Exercise brief: Give every line back verbatim, dropping all images.

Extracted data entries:
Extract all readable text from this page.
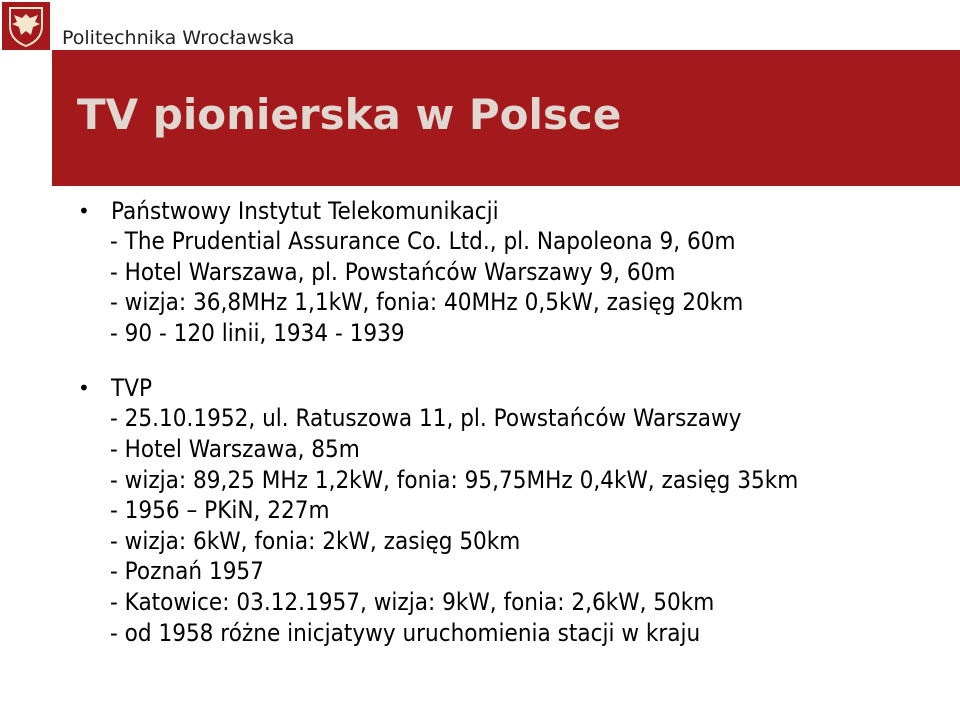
Politechnika Wrocławska
TV pionierska w Polsce
• Państwowy Instytut Telekomunikacji
- The Prudential Assurance Co. Ltd., pl. Napoleona 9, 60m
- Hotel Warszawa, pl. Powstańców Warszawy 9, 60m
- wizja: 36,8MHz 1,1kW, fonia: 40MHz 0,5kW, zasięg 20km
- 90 - 120 linii, 1934 - 1939
• TVP
- 25.10.1952, ul. Ratuszowa 11, pl. Powstańców Warszawy
- Hotel Warszawa, 85m
- wizja: 89,25 MHz 1,2kW, fonia: 95,75MHz 0,4kW, zasięg 35km
- 1956 – PKiN, 227m
- wizja: 6kW, fonia: 2kW, zasięg 50km
- Poznań 1957
- Katowice: 03.12.1957, wizja: 9kW, fonia: 2,6kW, 50km
- od 1958 różne inicjatywy uruchomienia stacji w kraju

Task solution:
Extract all readable text from this page.
Politechnika Wrocławska
TV pionierska w Polsce
• Państwowy Instytut Telekomunikacji
- The Prudential Assurance Co. Ltd., pl. Napoleona 9, 60m
- Hotel Warszawa, pl. Powstańców Warszawy 9, 60m
- wizja: 36,8MHz 1,1kW, fonia: 40MHz 0,5kW, zasięg 20km
- 90 - 120 linii, 1934 - 1939
• TVP
- 25.10.1952, ul. Ratuszowa 11, pl. Powstańców Warszawy
- Hotel Warszawa, 85m
- wizja: 89,25 MHz 1,2kW, fonia: 95,75MHz 0,4kW, zasięg 35km
- 1956 – PKiN, 227m
- wizja: 6kW, fonia: 2kW, zasięg 50km
- Poznań 1957
- Katowice: 03.12.1957, wizja: 9kW, fonia: 2,6kW, 50km
- od 1958 różne inicjatywy uruchomienia stacji w kraju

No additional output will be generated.